- _WHAT YOU WILL DO_
Go through the records and show each line where the word "labels" occurs.

** Begin DATA SHOWN **

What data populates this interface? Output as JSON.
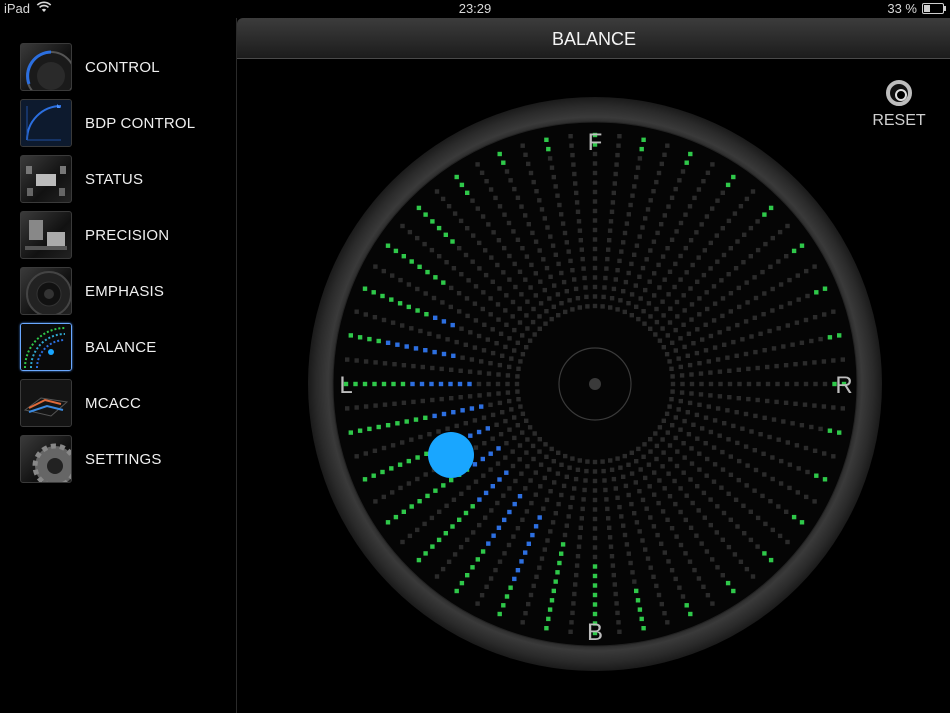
{
  "status_bar": {
    "device": "iPad",
    "time": "23:29",
    "battery": "33 %",
    "battery_level": 0.33
  },
  "sidebar": {
    "items": [
      {
        "label": "CONTROL",
        "icon": "control-icon"
      },
      {
        "label": "BDP CONTROL",
        "icon": "bdp-control-icon"
      },
      {
        "label": "STATUS",
        "icon": "status-icon"
      },
      {
        "label": "PRECISION",
        "icon": "precision-icon"
      },
      {
        "label": "EMPHASIS",
        "icon": "emphasis-icon"
      },
      {
        "label": "BALANCE",
        "icon": "balance-icon",
        "active": true
      },
      {
        "label": "MCACC",
        "icon": "mcacc-icon"
      },
      {
        "label": "SETTINGS",
        "icon": "settings-icon"
      }
    ]
  },
  "main": {
    "title": "BALANCE",
    "reset_label": "RESET",
    "balance": {
      "labels": {
        "front": "F",
        "back": "B",
        "left": "L",
        "right": "R"
      },
      "colors": {
        "dot_blue": "#19a6ff",
        "led_green": "#2fc84a",
        "led_blue": "#2d6fe0",
        "led_off": "#2b2b2b"
      }
    }
  }
}
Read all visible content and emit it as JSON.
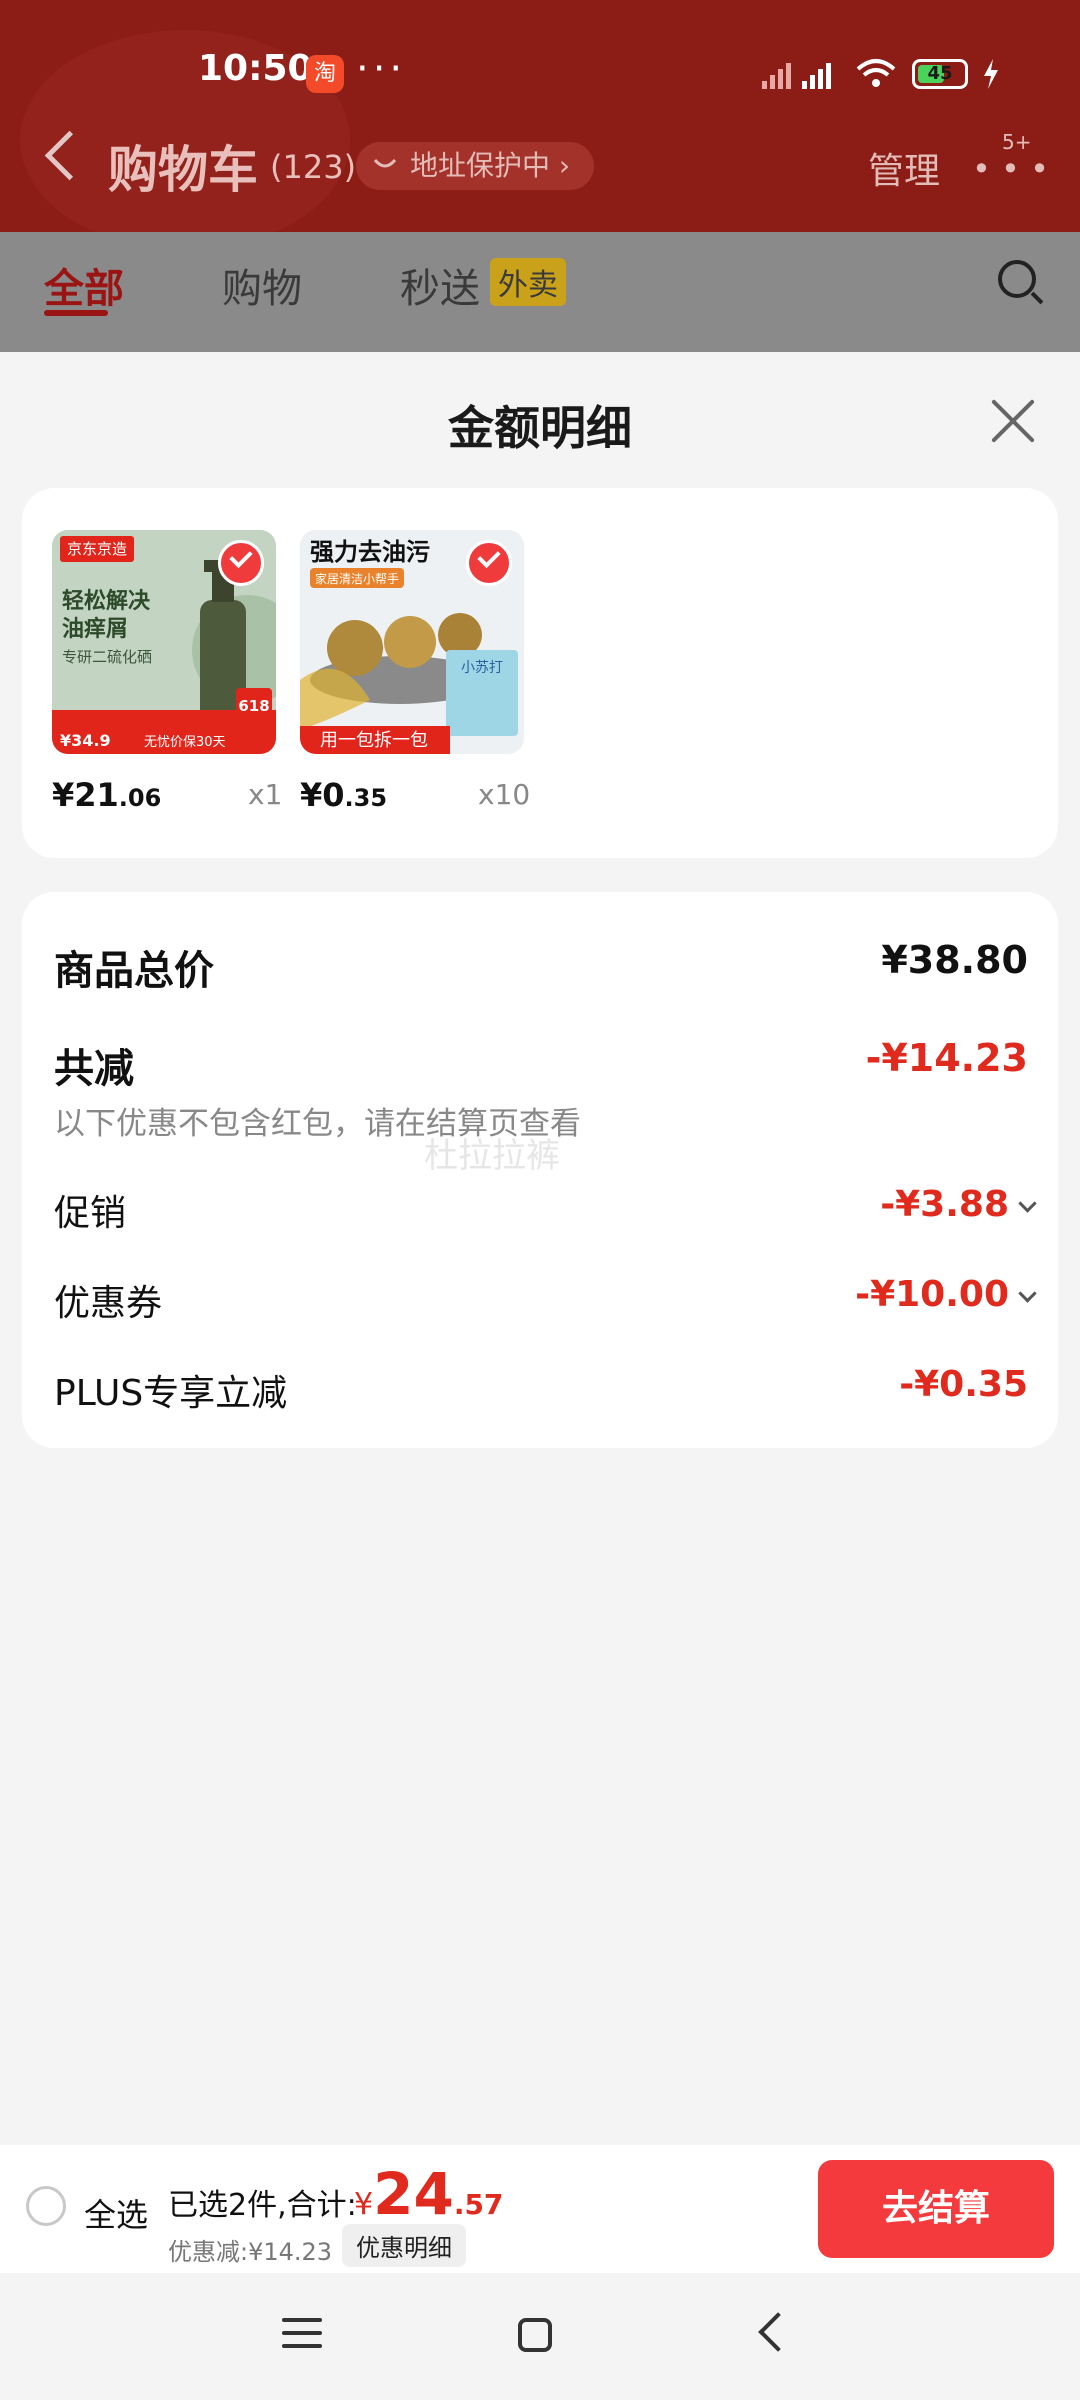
{
  "status": {
    "time": "10:50",
    "battery": "45"
  },
  "header": {
    "title": "购物车",
    "count": "(123)",
    "address_pill": "地址保护中",
    "manage": "管理",
    "notif_badge": "5+"
  },
  "tabs": {
    "all": "全部",
    "shopping": "购物",
    "instant": "秒送",
    "waimai": "外卖"
  },
  "sheet": {
    "title": "金额明细",
    "products": [
      {
        "price_int": "¥21",
        "price_dec": ".06",
        "qty": "x1",
        "brand": "京东京造",
        "headline": "轻松解决\n油痒屑",
        "sub": "专研二硫化硒",
        "tag_618": "618",
        "footer": "无忧价保30天",
        "small_price": "¥34.9"
      },
      {
        "price_int": "¥0",
        "price_dec": ".35",
        "qty": "x10",
        "headline": "强力去油污",
        "sub": "家居清洁小帮手",
        "banner": "用一包拆一包",
        "pack_label": "小苏打"
      }
    ],
    "summary": {
      "total_label": "商品总价",
      "total_value": "¥38.80",
      "reduce_label": "共减",
      "reduce_value": "-¥14.23",
      "note": "以下优惠不包含红包，请在结算页查看",
      "watermark": "杜拉拉裤",
      "promo_label": "促销",
      "promo_value": "-¥3.88",
      "coupon_label": "优惠券",
      "coupon_value": "-¥10.00",
      "plus_label": "PLUS专享立减",
      "plus_value": "-¥0.35"
    }
  },
  "bottom": {
    "select_all": "全选",
    "selected_text": "已选2件,合计:",
    "currency": "¥",
    "total_int": "24",
    "total_dec": ".57",
    "discount_text": "优惠减:¥14.23",
    "detail_chip": "优惠明细",
    "checkout": "去结算"
  },
  "colors": {
    "accent_red": "#e02a1e",
    "checkout_btn": "#f53a3e",
    "header_bg": "#8c1c16"
  }
}
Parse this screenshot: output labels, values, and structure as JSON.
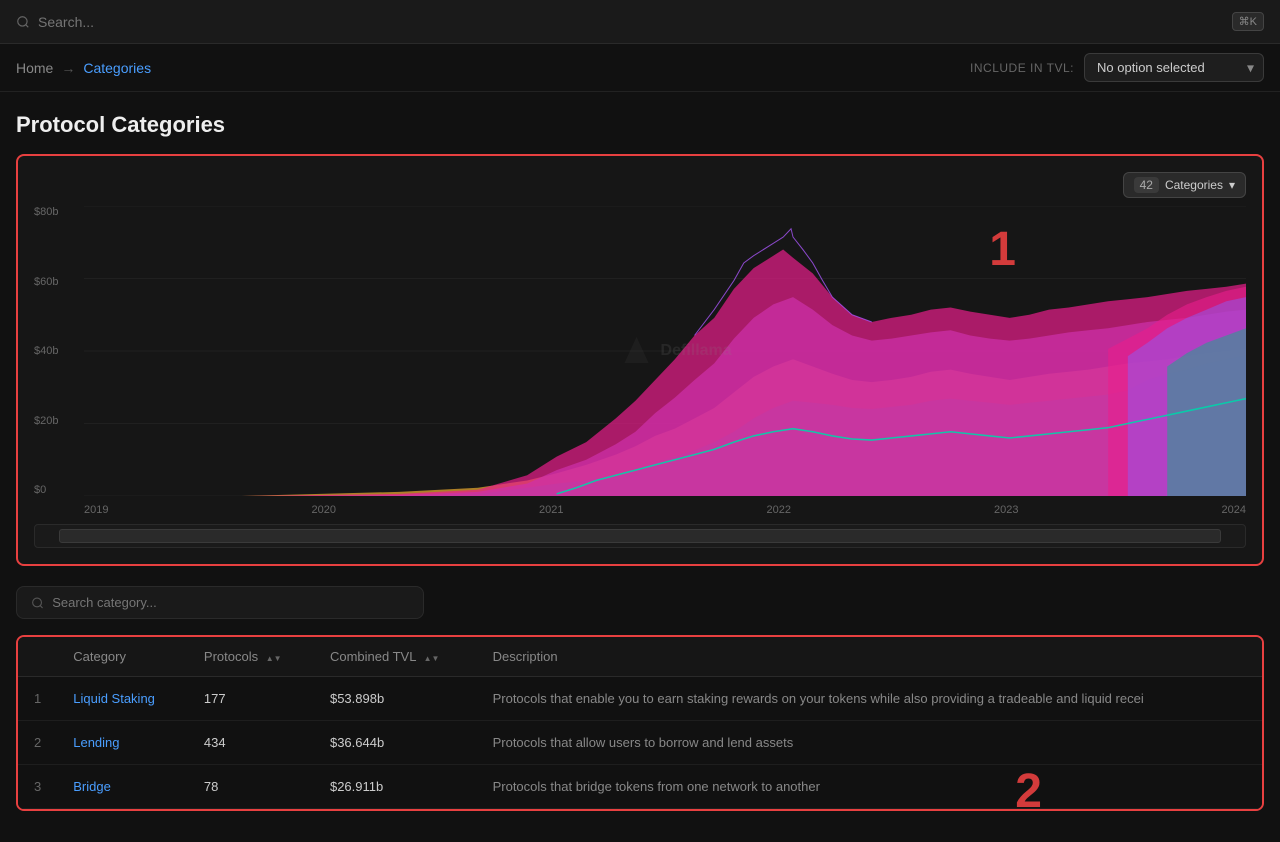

** End DATA SHOWN **

- _COMPLETE ANSWER_
      "labels": {
Parse this screenshot: output labels, values, and structure as JSON.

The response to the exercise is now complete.